- **Given exercise A**:
Answer these questions about the blog post on Alan November's workshop:
(i) According to the post, what is the name "Diigo" an abbreviation for?
(ii) What can educators create in Diigo for free?
(iii) How many grade levels does the writer teach?

Christmas came early to Singapore! We had the great honor of having Alan November at our school this week, and I sit here now, trying to hash out and piece together coherent thoughts, head still swirling with ideas and discussions from this afternoon’s workshop. I think the most useful post is one that shares what was learned that will be useful in the classroom the next day. What have I taken away from the workshop that I can turn around and begin using in my teaching that will enhance and improve student learning? Below I have outlined the key take-aways and how I plan to implement them.
Diigo is a fantastic tool. One I’ve used for quite some time now to keep my bookmarks organized and available no matter where I am. During the workshop, Alan said something to the effect of, “In the library, Dewey did all the tagging. Today, we have to teach kids how to do this.”
For those who do not know, Diigo, according to Wikipedia, is:
Diigo (pronounced /ˈdiːɡoʊ/) is a social bookmarkingwebsite which allows signed-up users to bookmark and tag web-pages. Additionally, it allows users to highlight any part of a webpage and attach sticky notes to specific highlights or to a whole page. These annotations can be kept private, shared with a group within Diigo or a special link forwarded to someone else. The name “Diigo” is an abbreviation for “Digest of Internet Information, Groups and Other stuff.”
What I didn’t know, (or knew, but forgot) is that educators can create groups and student accounts for free. It’s a fairly simple process that does take a bit of initial set up, but once you have it rolling, you and your students will be tagging, collaborating, researching, and learning at a whole new level. Here’s a link to specific directions on setting up your groups and student accounts. Ed Tech Ideas: I teach 3 different grade levels, and my different classes are always researching for one project or another. Students are always finding great sites, but at best, they bookmark it to their local computer, never to be seen by others. Now with our Diigo groups (I created one for each grade level), kids learn how to tag, organize, and share their finds with everyone else in the group. Everyone benefits from group knowledge, and the students learn an important skill that will stay with them and grow throughout their academic lives.
Who Owns the Learning in the Classroom: Teacher or Students?
This was a question Alan posed an hour or two into the workshop that really got me thinking about how the traditional role of a teacher has changed over the last 20 or so years. Gone are the days (hopefully) of the sage on the stage teacher at the blackboard spewing out information to struggling students with 30 different learning styles. However, we do still need to recalibrate the balance of learning between teacher and students.

- **Given exercise B**: Recast part of the records as a Markdown table with the columns Row and Entry, giving each line a row number and leaving out blank lines. Begin at the line of the records that contains "symbol-letter: Q [185,94,269,210]" and stop after the line that contains "reel-4: AK [747,84,949,634]".

- **Exercise input**:
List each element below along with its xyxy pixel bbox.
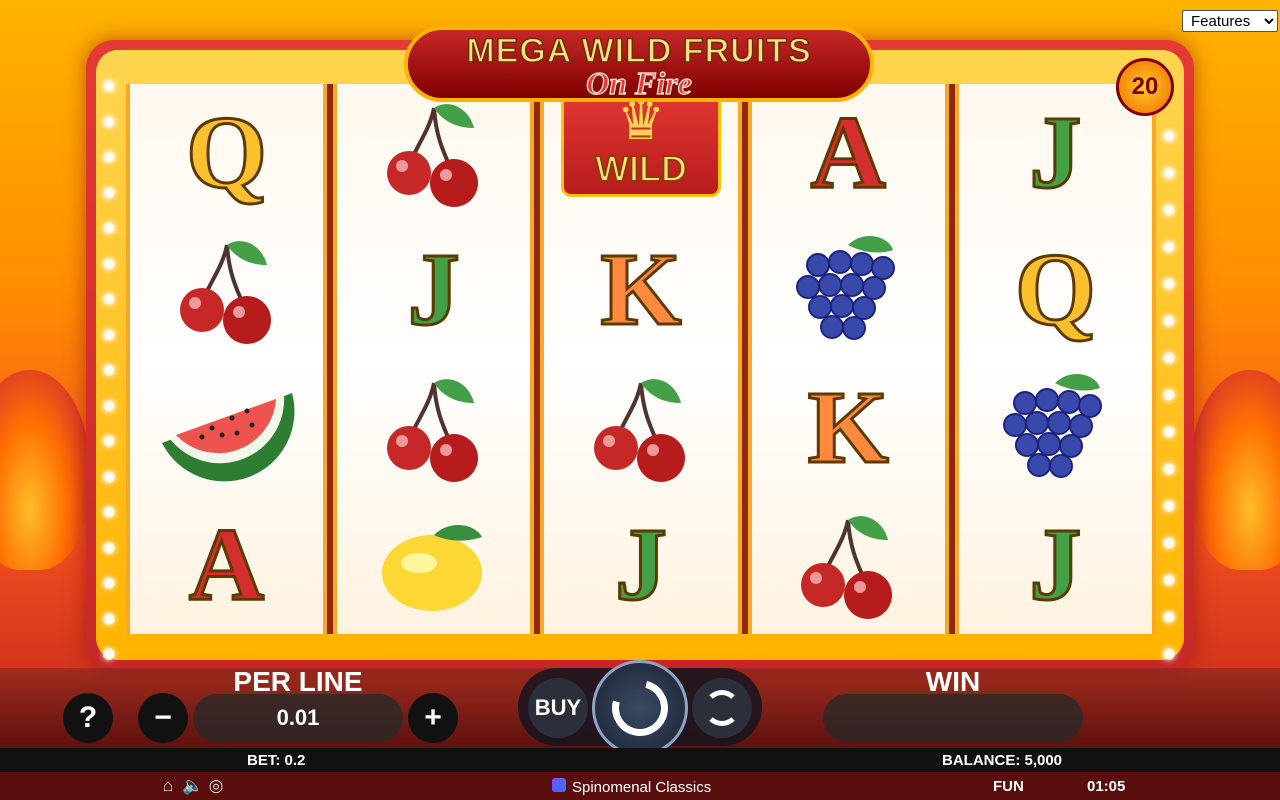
symbol-letter: Q [185,94,269,210]
reel-1: QA [126,84,328,634]
symbol-j: J [551,500,731,630]
balance-readout: BALANCE: 5,000 [942,752,1063,769]
symbol-k: K [551,225,731,355]
info-bar: BET: 0.2 BALANCE: 5,000 [0,748,1280,772]
spin-button[interactable] [592,660,688,756]
symbol-letter: A [188,507,266,623]
win-value [823,694,1083,742]
per-line-value: 0.01 [193,694,403,742]
symbol-watermelon-icon [137,363,317,493]
symbol-cherry-icon [758,500,938,630]
crown-icon: ♛ [616,91,666,152]
symbol-letter: K [599,232,683,348]
footer-bar: ⌂ 🔈 ◎ Spinomenal Classics FUN 01:05 [0,772,1280,800]
reel-4: AK [747,84,949,634]
symbol-letter: J [1028,94,1083,210]
spin-icon [601,669,679,747]
right-bulb-strip [1158,130,1180,660]
turbo-icon[interactable]: ◎ [206,776,226,796]
symbol-a: A [758,88,938,218]
reel-2: J [333,84,535,634]
symbol-lemon-icon [344,500,524,630]
reel-5: JQJ [954,84,1157,634]
increase-bet-button[interactable]: + [408,693,458,743]
symbol-grapes-icon [758,225,938,355]
spinomenal-logo-icon [552,778,566,792]
left-bulb-strip [98,80,120,660]
symbol-a: A [137,500,317,630]
symbol-k: K [758,363,938,493]
right-flame-decoration [1190,370,1280,570]
symbol-letter: A [809,94,887,210]
help-button[interactable]: ? [63,693,113,743]
symbol-cherry-icon [344,363,524,493]
home-icon[interactable]: ⌂ [158,776,178,796]
wild-label: WILD [594,147,688,190]
game-logo: MEGA WILD FRUITS On Fire [404,26,874,102]
symbol-letter: Q [1013,232,1097,348]
symbol-q: Q [137,88,317,218]
sound-icon[interactable]: 🔈 [182,776,203,796]
features-select[interactable]: Features [1182,10,1278,32]
symbol-grapes-icon [965,363,1145,493]
bet-readout: BET: 0.2 [247,752,306,769]
game-mode: FUN [993,778,1024,795]
decrease-bet-button[interactable]: − [138,693,188,743]
symbol-cherry-icon [344,88,524,218]
autoplay-icon [704,690,740,726]
symbol-j: J [344,225,524,355]
symbol-j: J [965,500,1145,630]
paylines-badge: 20 [1116,58,1174,116]
reel-3: ♛ WILD K J [540,82,742,634]
reel-grid: Q A J ♛ WILD K J A K J Q J [126,82,1157,634]
symbol-letter: J [614,507,669,623]
footer-brand: Spinomenal Classics [572,779,712,796]
symbol-q: Q [965,225,1145,355]
symbol-letter: K [806,369,890,485]
symbol-letter: J [1028,507,1083,623]
left-flame-decoration [0,370,90,570]
symbol-cherry-icon [137,225,317,355]
symbol-j: J [965,88,1145,218]
clock: 01:05 [1087,778,1126,795]
symbol-letter: J [406,232,461,348]
autoplay-button[interactable] [692,678,752,738]
symbol-cherry-icon [551,363,731,493]
buy-feature-button[interactable]: BUY [528,678,588,738]
symbol-wild: ♛ WILD [551,82,731,218]
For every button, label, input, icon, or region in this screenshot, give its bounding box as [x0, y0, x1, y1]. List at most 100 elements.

- **Answer A**:
(i) "Digest of Internet Information, Groups and Other stuff."
(ii) Groups and student accounts.
(iii) Three.

- **Answer B**:
| Row | Entry |
|---|---|
| 1 | symbol-letter: Q [185,94,269,210] |
| 2 | reel-1: QA [126,84,328,634] |
| 3 | symbol-j: J [551,500,731,630] |
| 4 | balance-readout: BALANCE: 5,000 [942,752,1063,769] |
| 5 | symbol-k: K [551,225,731,355] |
| 6 | info-bar: BET: 0.2 BALANCE: 5,000 [0,748,1280,772] |
| 7 | spin-button[interactable] [592,660,688,756] |
| 8 | symbol-letter: A [188,507,266,623] |
| 9 | win-value [823,694,1083,742] |
| 10 | per-line-value: 0.01 [193,694,403,742] |
| 11 | symbol-watermelon-icon [137,363,317,493] |
| 12 | symbol-cherry-icon [758,500,938,630] |
| 13 | crown-icon: ♛ [616,91,666,152] |
| 14 | symbol-letter: K [599,232,683,348] |
| 15 | footer-bar: ⌂ 🔈 ◎ Spinomenal Classics FUN 01:05 [0,772,1280,800] |
| 16 | reel-4: AK [747,84,949,634] |